What the task asks:
Give every entry again, word for word.

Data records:
— Start —

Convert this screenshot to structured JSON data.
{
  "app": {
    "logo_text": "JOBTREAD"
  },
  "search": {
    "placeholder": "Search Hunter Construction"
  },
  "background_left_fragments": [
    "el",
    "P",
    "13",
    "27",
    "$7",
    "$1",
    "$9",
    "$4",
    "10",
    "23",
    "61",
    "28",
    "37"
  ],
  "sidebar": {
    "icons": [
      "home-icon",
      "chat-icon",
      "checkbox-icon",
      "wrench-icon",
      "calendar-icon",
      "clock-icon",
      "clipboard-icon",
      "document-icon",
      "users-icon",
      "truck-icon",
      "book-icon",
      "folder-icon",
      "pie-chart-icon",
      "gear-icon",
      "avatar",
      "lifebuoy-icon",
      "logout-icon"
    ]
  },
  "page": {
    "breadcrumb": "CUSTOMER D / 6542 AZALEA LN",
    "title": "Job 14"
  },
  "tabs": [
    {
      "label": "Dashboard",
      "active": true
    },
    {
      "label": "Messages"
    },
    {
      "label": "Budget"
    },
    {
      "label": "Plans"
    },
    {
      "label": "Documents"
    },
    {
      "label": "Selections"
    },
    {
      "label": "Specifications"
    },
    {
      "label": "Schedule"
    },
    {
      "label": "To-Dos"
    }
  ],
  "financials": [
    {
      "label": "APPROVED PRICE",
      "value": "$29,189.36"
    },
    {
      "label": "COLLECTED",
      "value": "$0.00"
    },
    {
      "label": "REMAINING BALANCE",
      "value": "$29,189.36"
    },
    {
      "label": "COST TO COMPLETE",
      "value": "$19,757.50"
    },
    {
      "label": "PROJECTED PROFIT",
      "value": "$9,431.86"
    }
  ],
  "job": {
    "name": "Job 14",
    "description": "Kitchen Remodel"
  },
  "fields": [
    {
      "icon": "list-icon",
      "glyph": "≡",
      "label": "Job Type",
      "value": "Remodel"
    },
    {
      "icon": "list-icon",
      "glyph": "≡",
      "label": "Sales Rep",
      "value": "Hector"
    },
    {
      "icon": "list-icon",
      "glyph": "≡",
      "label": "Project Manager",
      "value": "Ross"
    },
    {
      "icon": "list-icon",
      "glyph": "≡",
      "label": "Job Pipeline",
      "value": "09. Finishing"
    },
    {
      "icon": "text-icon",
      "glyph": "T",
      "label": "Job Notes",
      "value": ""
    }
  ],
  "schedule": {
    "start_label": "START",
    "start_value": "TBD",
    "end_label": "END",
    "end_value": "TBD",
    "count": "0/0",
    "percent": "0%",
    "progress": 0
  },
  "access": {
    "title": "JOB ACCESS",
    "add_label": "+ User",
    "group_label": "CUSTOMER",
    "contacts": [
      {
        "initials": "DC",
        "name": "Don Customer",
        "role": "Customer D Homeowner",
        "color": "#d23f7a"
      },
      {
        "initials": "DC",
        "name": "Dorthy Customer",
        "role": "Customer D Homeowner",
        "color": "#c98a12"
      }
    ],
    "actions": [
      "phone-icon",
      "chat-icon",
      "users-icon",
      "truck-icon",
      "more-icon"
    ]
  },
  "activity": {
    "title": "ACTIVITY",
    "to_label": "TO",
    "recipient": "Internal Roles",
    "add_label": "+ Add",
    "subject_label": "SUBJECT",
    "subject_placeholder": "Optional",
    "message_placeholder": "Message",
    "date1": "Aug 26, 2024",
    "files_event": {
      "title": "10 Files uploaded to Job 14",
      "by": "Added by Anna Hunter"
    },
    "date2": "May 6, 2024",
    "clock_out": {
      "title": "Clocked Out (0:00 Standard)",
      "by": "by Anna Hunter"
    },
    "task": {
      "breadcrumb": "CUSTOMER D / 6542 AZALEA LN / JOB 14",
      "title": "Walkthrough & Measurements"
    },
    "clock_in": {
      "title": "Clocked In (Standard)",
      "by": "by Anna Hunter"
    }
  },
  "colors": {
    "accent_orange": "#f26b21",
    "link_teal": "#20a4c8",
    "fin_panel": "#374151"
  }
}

— End —

Correct output:
Convert this screenshot to structured JSON data.
{
  "app": {
    "logo_text": "JOBTREAD"
  },
  "search": {
    "placeholder": "Search Hunter Construction"
  },
  "background_left_fragments": [
    "el",
    "P",
    "13",
    "27",
    "$7",
    "$1",
    "$9",
    "$4",
    "10",
    "23",
    "61",
    "28",
    "37"
  ],
  "sidebar": {
    "icons": [
      "home-icon",
      "chat-icon",
      "checkbox-icon",
      "wrench-icon",
      "calendar-icon",
      "clock-icon",
      "clipboard-icon",
      "document-icon",
      "users-icon",
      "truck-icon",
      "book-icon",
      "folder-icon",
      "pie-chart-icon",
      "gear-icon",
      "avatar",
      "lifebuoy-icon",
      "logout-icon"
    ]
  },
  "page": {
    "breadcrumb": "CUSTOMER D / 6542 AZALEA LN",
    "title": "Job 14"
  },
  "tabs": [
    {
      "label": "Dashboard",
      "active": true
    },
    {
      "label": "Messages"
    },
    {
      "label": "Budget"
    },
    {
      "label": "Plans"
    },
    {
      "label": "Documents"
    },
    {
      "label": "Selections"
    },
    {
      "label": "Specifications"
    },
    {
      "label": "Schedule"
    },
    {
      "label": "To-Dos"
    }
  ],
  "financials": [
    {
      "label": "APPROVED PRICE",
      "value": "$29,189.36"
    },
    {
      "label": "COLLECTED",
      "value": "$0.00"
    },
    {
      "label": "REMAINING BALANCE",
      "value": "$29,189.36"
    },
    {
      "label": "COST TO COMPLETE",
      "value": "$19,757.50"
    },
    {
      "label": "PROJECTED PROFIT",
      "value": "$9,431.86"
    }
  ],
  "job": {
    "name": "Job 14",
    "description": "Kitchen Remodel"
  },
  "fields": [
    {
      "icon": "list-icon",
      "glyph": "≡",
      "label": "Job Type",
      "value": "Remodel"
    },
    {
      "icon": "list-icon",
      "glyph": "≡",
      "label": "Sales Rep",
      "value": "Hector"
    },
    {
      "icon": "list-icon",
      "glyph": "≡",
      "label": "Project Manager",
      "value": "Ross"
    },
    {
      "icon": "list-icon",
      "glyph": "≡",
      "label": "Job Pipeline",
      "value": "09. Finishing"
    },
    {
      "icon": "text-icon",
      "glyph": "T",
      "label": "Job Notes",
      "value": ""
    }
  ],
  "schedule": {
    "start_label": "START",
    "start_value": "TBD",
    "end_label": "END",
    "end_value": "TBD",
    "count": "0/0",
    "percent": "0%",
    "progress": 0
  },
  "access": {
    "title": "JOB ACCESS",
    "add_label": "+ User",
    "group_label": "CUSTOMER",
    "contacts": [
      {
        "initials": "DC",
        "name": "Don Customer",
        "role": "Customer D Homeowner",
        "color": "#d23f7a"
      },
      {
        "initials": "DC",
        "name": "Dorthy Customer",
        "role": "Customer D Homeowner",
        "color": "#c98a12"
      }
    ],
    "actions": [
      "phone-icon",
      "chat-icon",
      "users-icon",
      "truck-icon",
      "more-icon"
    ]
  },
  "activity": {
    "title": "ACTIVITY",
    "to_label": "TO",
    "recipient": "Internal Roles",
    "add_label": "+ Add",
    "subject_label": "SUBJECT",
    "subject_placeholder": "Optional",
    "message_placeholder": "Message",
    "date1": "Aug 26, 2024",
    "files_event": {
      "title": "10 Files uploaded to Job 14",
      "by": "Added by Anna Hunter"
    },
    "date2": "May 6, 2024",
    "clock_out": {
      "title": "Clocked Out (0:00 Standard)",
      "by": "by Anna Hunter"
    },
    "task": {
      "breadcrumb": "CUSTOMER D / 6542 AZALEA LN / JOB 14",
      "title": "Walkthrough & Measurements"
    },
    "clock_in": {
      "title": "Clocked In (Standard)",
      "by": "by Anna Hunter"
    }
  },
  "colors": {
    "accent_orange": "#f26b21",
    "link_teal": "#20a4c8",
    "fin_panel": "#374151"
  }
}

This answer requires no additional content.